* **Aim**
In the data below, find every line with the string "resirkuleres" and pull it out.

Dataset items:
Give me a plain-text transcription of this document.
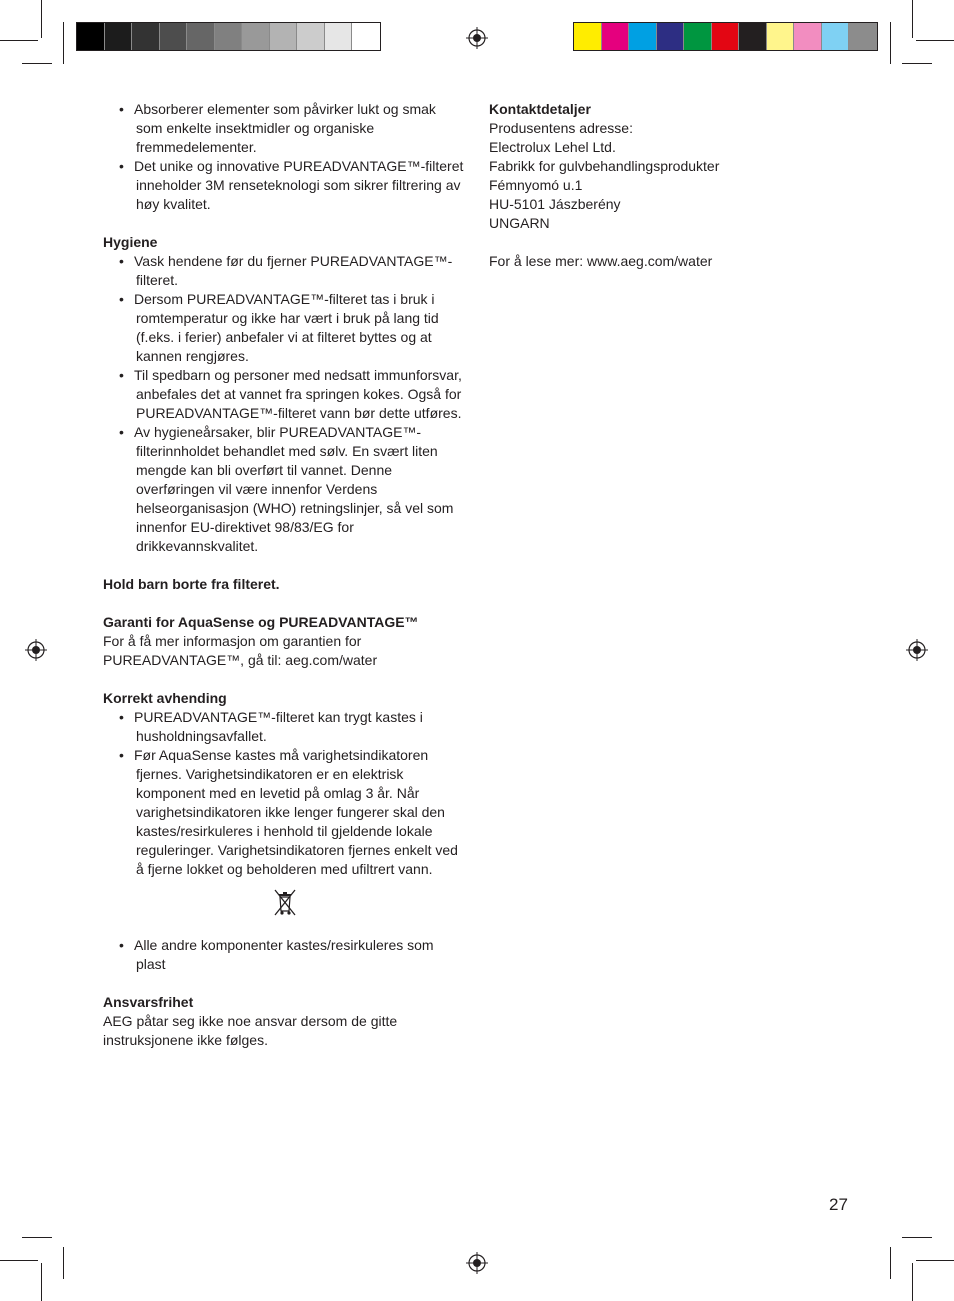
• Absorberer elementer som påvirker lukt og smak som enkelte insektmidler og organiske fremmedelementer.
• Det unike og innovative PUREADVANTAGE™-filteret inneholder 3M renseteknologi som sikrer filtrering av høy kvalitet.

Hygiene

• Vask hendene før du fjerner PUREADVANTAGE™-filteret.
• Dersom PUREADVANTAGE™-filteret tas i bruk i romtemperatur og ikke har vært i bruk på lang tid (f.eks. i ferier) anbefaler vi at filteret byttes og at kannen rengjøres.
• Til spedbarn og personer med nedsatt immunforsvar, anbefales det at vannet fra springen kokes. Også for PUREADVANTAGE™-filteret vann bør dette utføres.
• Av hygieneårsaker, blir PUREADVANTAGE™-filterinnholdet behandlet med sølv. En svært liten mengde kan bli overført til vannet. Denne overføringen vil være innenfor Verdens helseorganisasjon (WHO) retningslinjer, så vel som innenfor EU-direktivet 98/83/EG for drikkevannskvalitet.

Hold barn borte fra filteret.

Garanti for AquaSense og PUREADVANTAGE™

For å få mer informasjon om garantien for PUREADVANTAGE™, gå til: aeg.com/water

Korrekt avhending

• PUREADVANTAGE™-filteret kan trygt kastes i husholdningsavfallet.
• Før AquaSense kastes må varighetsindikatoren fjernes. Varighetsindikatoren er en elektrisk komponent med en levetid på omlag 3 år. Når varighetsindikatoren ikke lenger fungerer skal den kastes/resirkuleres i henhold til gjeldende lokale reguleringer. Varighetsindikatoren fjernes enkelt ved å fjerne lokket og beholderen med ufiltrert vann.
• Alle andre komponenter kastes/resirkuleres som plast

Ansvarsfrihet

AEG påtar seg ikke noe ansvar dersom de gitte instruksjonene ikke følges.

Kontaktdetaljer

Produsentens adresse:

Electrolux Lehel Ltd.

Fabrikk for gulvbehandlingsprodukter

Fémnyomó u.1

HU-5101 Jászberény

UNGARN

For å lese mer: www.aeg.com/water

27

* **Written response**
• Før AquaSense kastes må varighetsindikatoren fjernes. Varighetsindikatoren er en elektrisk komponent med en levetid på omlag 3 år. Når varighetsindikatoren ikke lenger fungerer skal den kastes/resirkuleres i henhold til gjeldende lokale reguleringer. Varighetsindikatoren fjernes enkelt ved å fjerne lokket og beholderen med ufiltrert vann.
• Alle andre komponenter kastes/resirkuleres som plast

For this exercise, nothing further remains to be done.